> TASK
Copy out all of the data exactly as it appears.

> MATERIALS PROVIDED
☆ ☆ ☆

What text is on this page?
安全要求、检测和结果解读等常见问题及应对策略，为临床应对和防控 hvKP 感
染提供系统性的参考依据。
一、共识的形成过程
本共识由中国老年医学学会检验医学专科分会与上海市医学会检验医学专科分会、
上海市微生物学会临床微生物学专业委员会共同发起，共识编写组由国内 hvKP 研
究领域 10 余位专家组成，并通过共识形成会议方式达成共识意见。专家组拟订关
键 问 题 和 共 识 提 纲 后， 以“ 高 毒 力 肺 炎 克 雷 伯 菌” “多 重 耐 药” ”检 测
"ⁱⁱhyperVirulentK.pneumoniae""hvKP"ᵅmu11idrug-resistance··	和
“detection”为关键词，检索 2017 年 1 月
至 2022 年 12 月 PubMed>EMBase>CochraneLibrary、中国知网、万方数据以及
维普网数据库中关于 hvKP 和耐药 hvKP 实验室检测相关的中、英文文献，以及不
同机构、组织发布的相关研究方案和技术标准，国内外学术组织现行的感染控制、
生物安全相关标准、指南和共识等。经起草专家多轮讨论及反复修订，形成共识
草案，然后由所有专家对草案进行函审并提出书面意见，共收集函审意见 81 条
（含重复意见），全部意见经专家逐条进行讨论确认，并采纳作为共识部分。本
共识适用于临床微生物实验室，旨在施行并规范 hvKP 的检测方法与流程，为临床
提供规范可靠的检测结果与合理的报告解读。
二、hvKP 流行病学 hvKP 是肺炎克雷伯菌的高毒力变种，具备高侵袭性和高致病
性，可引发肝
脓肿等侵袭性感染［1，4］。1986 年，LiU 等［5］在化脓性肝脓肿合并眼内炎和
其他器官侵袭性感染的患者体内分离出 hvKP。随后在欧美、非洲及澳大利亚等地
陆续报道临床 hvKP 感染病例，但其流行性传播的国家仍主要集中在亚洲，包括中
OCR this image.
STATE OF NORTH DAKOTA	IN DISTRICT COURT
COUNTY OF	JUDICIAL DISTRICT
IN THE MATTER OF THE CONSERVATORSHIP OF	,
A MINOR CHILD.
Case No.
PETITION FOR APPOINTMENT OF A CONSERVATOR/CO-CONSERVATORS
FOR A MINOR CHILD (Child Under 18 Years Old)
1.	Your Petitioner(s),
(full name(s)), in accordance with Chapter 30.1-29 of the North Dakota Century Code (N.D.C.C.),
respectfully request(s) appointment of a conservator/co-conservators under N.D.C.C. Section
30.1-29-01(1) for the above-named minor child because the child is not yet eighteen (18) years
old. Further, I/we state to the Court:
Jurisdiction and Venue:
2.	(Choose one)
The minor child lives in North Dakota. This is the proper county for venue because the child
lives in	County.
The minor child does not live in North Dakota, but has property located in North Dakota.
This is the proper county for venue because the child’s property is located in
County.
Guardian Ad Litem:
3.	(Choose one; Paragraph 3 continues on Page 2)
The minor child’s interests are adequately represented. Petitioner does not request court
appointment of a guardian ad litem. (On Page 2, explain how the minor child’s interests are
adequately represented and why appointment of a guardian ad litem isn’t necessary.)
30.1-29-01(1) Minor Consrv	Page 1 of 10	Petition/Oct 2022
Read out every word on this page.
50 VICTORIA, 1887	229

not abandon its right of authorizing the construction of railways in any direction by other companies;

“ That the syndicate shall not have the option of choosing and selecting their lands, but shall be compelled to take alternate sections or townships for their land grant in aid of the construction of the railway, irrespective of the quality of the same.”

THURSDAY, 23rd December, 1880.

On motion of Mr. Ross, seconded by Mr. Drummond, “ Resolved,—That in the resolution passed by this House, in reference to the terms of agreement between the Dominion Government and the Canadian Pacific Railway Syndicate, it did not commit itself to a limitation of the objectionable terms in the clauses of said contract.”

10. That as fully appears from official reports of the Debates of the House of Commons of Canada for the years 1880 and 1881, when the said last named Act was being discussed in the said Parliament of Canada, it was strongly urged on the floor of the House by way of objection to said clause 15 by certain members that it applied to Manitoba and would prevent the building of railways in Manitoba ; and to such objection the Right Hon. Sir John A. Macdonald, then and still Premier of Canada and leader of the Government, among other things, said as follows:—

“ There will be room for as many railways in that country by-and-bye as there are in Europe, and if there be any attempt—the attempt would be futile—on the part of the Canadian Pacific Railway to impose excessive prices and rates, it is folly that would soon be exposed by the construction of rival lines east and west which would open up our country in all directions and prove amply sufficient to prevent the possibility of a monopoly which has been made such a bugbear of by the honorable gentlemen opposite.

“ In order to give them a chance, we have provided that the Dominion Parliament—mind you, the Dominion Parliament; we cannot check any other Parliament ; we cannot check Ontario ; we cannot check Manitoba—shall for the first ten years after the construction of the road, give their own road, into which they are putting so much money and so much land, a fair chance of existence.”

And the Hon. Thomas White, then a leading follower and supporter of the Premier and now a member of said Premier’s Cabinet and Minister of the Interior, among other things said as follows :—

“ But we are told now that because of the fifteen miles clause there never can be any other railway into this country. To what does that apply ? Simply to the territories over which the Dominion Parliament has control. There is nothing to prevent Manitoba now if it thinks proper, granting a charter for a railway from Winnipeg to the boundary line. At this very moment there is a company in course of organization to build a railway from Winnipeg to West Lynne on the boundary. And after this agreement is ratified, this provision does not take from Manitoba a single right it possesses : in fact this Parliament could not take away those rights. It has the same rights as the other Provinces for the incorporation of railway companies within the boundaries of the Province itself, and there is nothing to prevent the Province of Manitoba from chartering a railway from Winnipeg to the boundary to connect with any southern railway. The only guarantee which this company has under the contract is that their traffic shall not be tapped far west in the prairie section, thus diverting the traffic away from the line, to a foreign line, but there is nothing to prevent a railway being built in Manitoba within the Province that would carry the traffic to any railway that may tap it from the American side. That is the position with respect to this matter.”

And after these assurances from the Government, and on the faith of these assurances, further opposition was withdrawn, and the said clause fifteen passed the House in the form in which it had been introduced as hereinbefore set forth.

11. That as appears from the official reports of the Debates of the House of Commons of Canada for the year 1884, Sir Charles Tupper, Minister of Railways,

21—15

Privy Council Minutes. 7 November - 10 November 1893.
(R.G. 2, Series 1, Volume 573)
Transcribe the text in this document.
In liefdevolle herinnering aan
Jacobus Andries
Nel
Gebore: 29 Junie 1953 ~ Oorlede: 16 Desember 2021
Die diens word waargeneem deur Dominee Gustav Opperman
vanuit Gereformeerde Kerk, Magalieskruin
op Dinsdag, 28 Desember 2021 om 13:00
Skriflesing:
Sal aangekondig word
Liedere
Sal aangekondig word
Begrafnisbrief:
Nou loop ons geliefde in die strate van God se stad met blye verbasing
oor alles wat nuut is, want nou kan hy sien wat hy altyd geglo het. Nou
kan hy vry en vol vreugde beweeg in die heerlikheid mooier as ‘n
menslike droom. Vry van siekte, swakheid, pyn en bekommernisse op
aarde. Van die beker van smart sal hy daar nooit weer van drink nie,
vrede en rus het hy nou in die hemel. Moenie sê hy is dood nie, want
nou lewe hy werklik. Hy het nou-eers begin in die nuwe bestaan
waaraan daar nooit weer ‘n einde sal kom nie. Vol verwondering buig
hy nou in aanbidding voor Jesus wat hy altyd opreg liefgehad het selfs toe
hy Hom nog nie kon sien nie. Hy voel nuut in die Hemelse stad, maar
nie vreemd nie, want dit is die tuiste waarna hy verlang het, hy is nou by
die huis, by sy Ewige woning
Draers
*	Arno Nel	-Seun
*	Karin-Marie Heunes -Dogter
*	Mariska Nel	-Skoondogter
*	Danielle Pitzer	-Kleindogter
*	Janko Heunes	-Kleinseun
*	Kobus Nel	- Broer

☆ ☆ ☆

> SOLUTION TO THE EXERCISE
What text is on this page?
安全要求、检测和结果解读等常见问题及应对策略，为临床应对和防控 hvKP 感
染提供系统性的参考依据。
一、共识的形成过程
本共识由中国老年医学学会检验医学专科分会与上海市医学会检验医学专科分会、
上海市微生物学会临床微生物学专业委员会共同发起，共识编写组由国内 hvKP 研
究领域 10 余位专家组成，并通过共识形成会议方式达成共识意见。专家组拟订关
键 问 题 和 共 识 提 纲 后， 以“ 高 毒 力 肺 炎 克 雷 伯 菌” “多 重 耐 药” ”检 测
"ⁱⁱhyperVirulentK.pneumoniae""hvKP"ᵅmu11idrug-resistance··	和
“detection”为关键词，检索 2017 年 1 月
至 2022 年 12 月 PubMed>EMBase>CochraneLibrary、中国知网、万方数据以及
维普网数据库中关于 hvKP 和耐药 hvKP 实验室检测相关的中、英文文献，以及不
同机构、组织发布的相关研究方案和技术标准，国内外学术组织现行的感染控制、
生物安全相关标准、指南和共识等。经起草专家多轮讨论及反复修订，形成共识
草案，然后由所有专家对草案进行函审并提出书面意见，共收集函审意见 81 条
（含重复意见），全部意见经专家逐条进行讨论确认，并采纳作为共识部分。本
共识适用于临床微生物实验室，旨在施行并规范 hvKP 的检测方法与流程，为临床
提供规范可靠的检测结果与合理的报告解读。
二、hvKP 流行病学 hvKP 是肺炎克雷伯菌的高毒力变种，具备高侵袭性和高致病
性，可引发肝
脓肿等侵袭性感染［1，4］。1986 年，LiU 等［5］在化脓性肝脓肿合并眼内炎和
其他器官侵袭性感染的患者体内分离出 hvKP。随后在欧美、非洲及澳大利亚等地
陆续报道临床 hvKP 感染病例，但其流行性传播的国家仍主要集中在亚洲，包括中
OCR this image.
STATE OF NORTH DAKOTA	IN DISTRICT COURT
COUNTY OF	JUDICIAL DISTRICT
IN THE MATTER OF THE CONSERVATORSHIP OF	,
A MINOR CHILD.
Case No.
PETITION FOR APPOINTMENT OF A CONSERVATOR/CO-CONSERVATORS
FOR A MINOR CHILD (Child Under 18 Years Old)
1.	Your Petitioner(s),
(full name(s)), in accordance with Chapter 30.1-29 of the North Dakota Century Code (N.D.C.C.),
respectfully request(s) appointment of a conservator/co-conservators under N.D.C.C. Section
30.1-29-01(1) for the above-named minor child because the child is not yet eighteen (18) years
old. Further, I/we state to the Court:
Jurisdiction and Venue:
2.	(Choose one)
The minor child lives in North Dakota. This is the proper county for venue because the child
lives in	County.
The minor child does not live in North Dakota, but has property located in North Dakota.
This is the proper county for venue because the child’s property is located in
County.
Guardian Ad Litem:
3.	(Choose one; Paragraph 3 continues on Page 2)
The minor child’s interests are adequately represented. Petitioner does not request court
appointment of a guardian ad litem. (On Page 2, explain how the minor child’s interests are
adequately represented and why appointment of a guardian ad litem isn’t necessary.)
30.1-29-01(1) Minor Consrv	Page 1 of 10	Petition/Oct 2022
Read out every word on this page.
50 VICTORIA, 1887	229

not abandon its right of authorizing the construction of railways in any direction by other companies;

“ That the syndicate shall not have the option of choosing and selecting their lands, but shall be compelled to take alternate sections or townships for their land grant in aid of the construction of the railway, irrespective of the quality of the same.”

THURSDAY, 23rd December, 1880.

On motion of Mr. Ross, seconded by Mr. Drummond, “ Resolved,—That in the resolution passed by this House, in reference to the terms of agreement between the Dominion Government and the Canadian Pacific Railway Syndicate, it did not commit itself to a limitation of the objectionable terms in the clauses of said contract.”

10. That as fully appears from official reports of the Debates of the House of Commons of Canada for the years 1880 and 1881, when the said last named Act was being discussed in the said Parliament of Canada, it was strongly urged on the floor of the House by way of objection to said clause 15 by certain members that it applied to Manitoba and would prevent the building of railways in Manitoba ; and to such objection the Right Hon. Sir John A. Macdonald, then and still Premier of Canada and leader of the Government, among other things, said as follows:—

“ There will be room for as many railways in that country by-and-bye as there are in Europe, and if there be any attempt—the attempt would be futile—on the part of the Canadian Pacific Railway to impose excessive prices and rates, it is folly that would soon be exposed by the construction of rival lines east and west which would open up our country in all directions and prove amply sufficient to prevent the possibility of a monopoly which has been made such a bugbear of by the honorable gentlemen opposite.

“ In order to give them a chance, we have provided that the Dominion Parliament—mind you, the Dominion Parliament; we cannot check any other Parliament ; we cannot check Ontario ; we cannot check Manitoba—shall for the first ten years after the construction of the road, give their own road, into which they are putting so much money and so much land, a fair chance of existence.”

And the Hon. Thomas White, then a leading follower and supporter of the Premier and now a member of said Premier’s Cabinet and Minister of the Interior, among other things said as follows :—

“ But we are told now that because of the fifteen miles clause there never can be any other railway into this country. To what does that apply ? Simply to the territories over which the Dominion Parliament has control. There is nothing to prevent Manitoba now if it thinks proper, granting a charter for a railway from Winnipeg to the boundary line. At this very moment there is a company in course of organization to build a railway from Winnipeg to West Lynne on the boundary. And after this agreement is ratified, this provision does not take from Manitoba a single right it possesses : in fact this Parliament could not take away those rights. It has the same rights as the other Provinces for the incorporation of railway companies within the boundaries of the Province itself, and there is nothing to prevent the Province of Manitoba from chartering a railway from Winnipeg to the boundary to connect with any southern railway. The only guarantee which this company has under the contract is that their traffic shall not be tapped far west in the prairie section, thus diverting the traffic away from the line, to a foreign line, but there is nothing to prevent a railway being built in Manitoba within the Province that would carry the traffic to any railway that may tap it from the American side. That is the position with respect to this matter.”

And after these assurances from the Government, and on the faith of these assurances, further opposition was withdrawn, and the said clause fifteen passed the House in the form in which it had been introduced as hereinbefore set forth.

11. That as appears from the official reports of the Debates of the House of Commons of Canada for the year 1884, Sir Charles Tupper, Minister of Railways,

21—15

Privy Council Minutes. 7 November - 10 November 1893.
(R.G. 2, Series 1, Volume 573)
Transcribe the text in this document.
In liefdevolle herinnering aan
Jacobus Andries
Nel
Gebore: 29 Junie 1953 ~ Oorlede: 16 Desember 2021
Die diens word waargeneem deur Dominee Gustav Opperman
vanuit Gereformeerde Kerk, Magalieskruin
op Dinsdag, 28 Desember 2021 om 13:00
Skriflesing:
Sal aangekondig word
Liedere
Sal aangekondig word
Begrafnisbrief:
Nou loop ons geliefde in die strate van God se stad met blye verbasing
oor alles wat nuut is, want nou kan hy sien wat hy altyd geglo het. Nou
kan hy vry en vol vreugde beweeg in die heerlikheid mooier as ‘n
menslike droom. Vry van siekte, swakheid, pyn en bekommernisse op
aarde. Van die beker van smart sal hy daar nooit weer van drink nie,
vrede en rus het hy nou in die hemel. Moenie sê hy is dood nie, want
nou lewe hy werklik. Hy het nou-eers begin in die nuwe bestaan
waaraan daar nooit weer ‘n einde sal kom nie. Vol verwondering buig
hy nou in aanbidding voor Jesus wat hy altyd opreg liefgehad het selfs toe
hy Hom nog nie kon sien nie. Hy voel nuut in die Hemelse stad, maar
nie vreemd nie, want dit is die tuiste waarna hy verlang het, hy is nou by
die huis, by sy Ewige woning
Draers
*	Arno Nel	-Seun
*	Karin-Marie Heunes -Dogter
*	Mariska Nel	-Skoondogter
*	Danielle Pitzer	-Kleindogter
*	Janko Heunes	-Kleinseun
*	Kobus Nel	- Broer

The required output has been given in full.